Write the records out again, keeping each line exactly as it is.

Records contained in a dataset

>>>>>

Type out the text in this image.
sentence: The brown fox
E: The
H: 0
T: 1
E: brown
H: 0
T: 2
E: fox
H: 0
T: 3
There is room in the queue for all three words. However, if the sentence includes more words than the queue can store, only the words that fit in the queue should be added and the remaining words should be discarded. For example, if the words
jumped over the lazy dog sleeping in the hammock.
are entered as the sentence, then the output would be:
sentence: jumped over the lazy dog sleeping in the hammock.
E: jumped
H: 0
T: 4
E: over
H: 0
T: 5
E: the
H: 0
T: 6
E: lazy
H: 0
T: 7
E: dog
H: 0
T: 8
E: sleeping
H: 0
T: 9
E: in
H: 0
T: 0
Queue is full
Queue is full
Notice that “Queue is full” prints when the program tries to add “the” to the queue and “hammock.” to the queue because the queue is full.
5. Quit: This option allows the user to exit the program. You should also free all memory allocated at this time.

<<<<<

Solution to this task
Type out the text in this image.
sentence: The brown fox
E: The
H: 0
T: 1
E: brown
H: 0
T: 2
E: fox
H: 0
T: 3
There is room in the queue for all three words. However, if the sentence includes more words than the queue can store, only the words that fit in the queue should be added and the remaining words should be discarded. For example, if the words
jumped over the lazy dog sleeping in the hammock.
are entered as the sentence, then the output would be:
sentence: jumped over the lazy dog sleeping in the hammock.
E: jumped
H: 0
T: 4
E: over
H: 0
T: 5
E: the
H: 0
T: 6
E: lazy
H: 0
T: 7
E: dog
H: 0
T: 8
E: sleeping
H: 0
T: 9
E: in
H: 0
T: 0
Queue is full
Queue is full
Notice that “Queue is full” prints when the program tries to add “the” to the queue and “hammock.” to the queue because the queue is full.
5. Quit: This option allows the user to exit the program. You should also free all memory allocated at this time.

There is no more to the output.